• _Provided records_:
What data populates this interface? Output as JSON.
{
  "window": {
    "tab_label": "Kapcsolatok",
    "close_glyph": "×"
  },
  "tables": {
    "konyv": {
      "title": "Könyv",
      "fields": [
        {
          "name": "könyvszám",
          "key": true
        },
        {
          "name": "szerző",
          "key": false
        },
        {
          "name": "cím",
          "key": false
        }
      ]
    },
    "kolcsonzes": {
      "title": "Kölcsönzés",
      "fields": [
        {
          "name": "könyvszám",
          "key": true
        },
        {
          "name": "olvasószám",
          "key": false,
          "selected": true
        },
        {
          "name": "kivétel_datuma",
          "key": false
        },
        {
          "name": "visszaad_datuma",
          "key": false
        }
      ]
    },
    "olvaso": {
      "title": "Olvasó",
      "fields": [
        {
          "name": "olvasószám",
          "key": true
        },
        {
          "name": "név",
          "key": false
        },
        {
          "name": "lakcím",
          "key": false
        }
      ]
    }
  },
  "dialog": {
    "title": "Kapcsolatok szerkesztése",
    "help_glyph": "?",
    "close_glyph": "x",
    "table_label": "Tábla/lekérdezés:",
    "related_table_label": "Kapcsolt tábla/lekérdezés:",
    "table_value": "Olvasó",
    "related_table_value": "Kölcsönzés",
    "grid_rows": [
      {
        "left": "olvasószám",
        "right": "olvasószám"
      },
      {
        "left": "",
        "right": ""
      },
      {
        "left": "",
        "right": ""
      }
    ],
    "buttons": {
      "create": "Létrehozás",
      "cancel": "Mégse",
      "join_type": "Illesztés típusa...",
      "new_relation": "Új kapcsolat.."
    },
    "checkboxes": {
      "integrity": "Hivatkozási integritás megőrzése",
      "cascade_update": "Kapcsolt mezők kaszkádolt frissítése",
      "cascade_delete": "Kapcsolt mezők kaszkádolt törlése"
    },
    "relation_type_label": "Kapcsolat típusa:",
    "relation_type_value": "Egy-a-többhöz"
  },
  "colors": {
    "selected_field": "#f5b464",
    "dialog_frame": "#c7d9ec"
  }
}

• _Given task_: Repeat every line of the material exactly as given.

• _The answer_:
What data populates this interface? Output as JSON.
{
  "window": {
    "tab_label": "Kapcsolatok",
    "close_glyph": "×"
  },
  "tables": {
    "konyv": {
      "title": "Könyv",
      "fields": [
        {
          "name": "könyvszám",
          "key": true
        },
        {
          "name": "szerző",
          "key": false
        },
        {
          "name": "cím",
          "key": false
        }
      ]
    },
    "kolcsonzes": {
      "title": "Kölcsönzés",
      "fields": [
        {
          "name": "könyvszám",
          "key": true
        },
        {
          "name": "olvasószám",
          "key": false,
          "selected": true
        },
        {
          "name": "kivétel_datuma",
          "key": false
        },
        {
          "name": "visszaad_datuma",
          "key": false
        }
      ]
    },
    "olvaso": {
      "title": "Olvasó",
      "fields": [
        {
          "name": "olvasószám",
          "key": true
        },
        {
          "name": "név",
          "key": false
        },
        {
          "name": "lakcím",
          "key": false
        }
      ]
    }
  },
  "dialog": {
    "title": "Kapcsolatok szerkesztése",
    "help_glyph": "?",
    "close_glyph": "x",
    "table_label": "Tábla/lekérdezés:",
    "related_table_label": "Kapcsolt tábla/lekérdezés:",
    "table_value": "Olvasó",
    "related_table_value": "Kölcsönzés",
    "grid_rows": [
      {
        "left": "olvasószám",
        "right": "olvasószám"
      },
      {
        "left": "",
        "right": ""
      },
      {
        "left": "",
        "right": ""
      }
    ],
    "buttons": {
      "create": "Létrehozás",
      "cancel": "Mégse",
      "join_type": "Illesztés típusa...",
      "new_relation": "Új kapcsolat.."
    },
    "checkboxes": {
      "integrity": "Hivatkozási integritás megőrzése",
      "cascade_update": "Kapcsolt mezők kaszkádolt frissítése",
      "cascade_delete": "Kapcsolt mezők kaszkádolt törlése"
    },
    "relation_type_label": "Kapcsolat típusa:",
    "relation_type_value": "Egy-a-többhöz"
  },
  "colors": {
    "selected_field": "#f5b464",
    "dialog_frame": "#c7d9ec"
  }
}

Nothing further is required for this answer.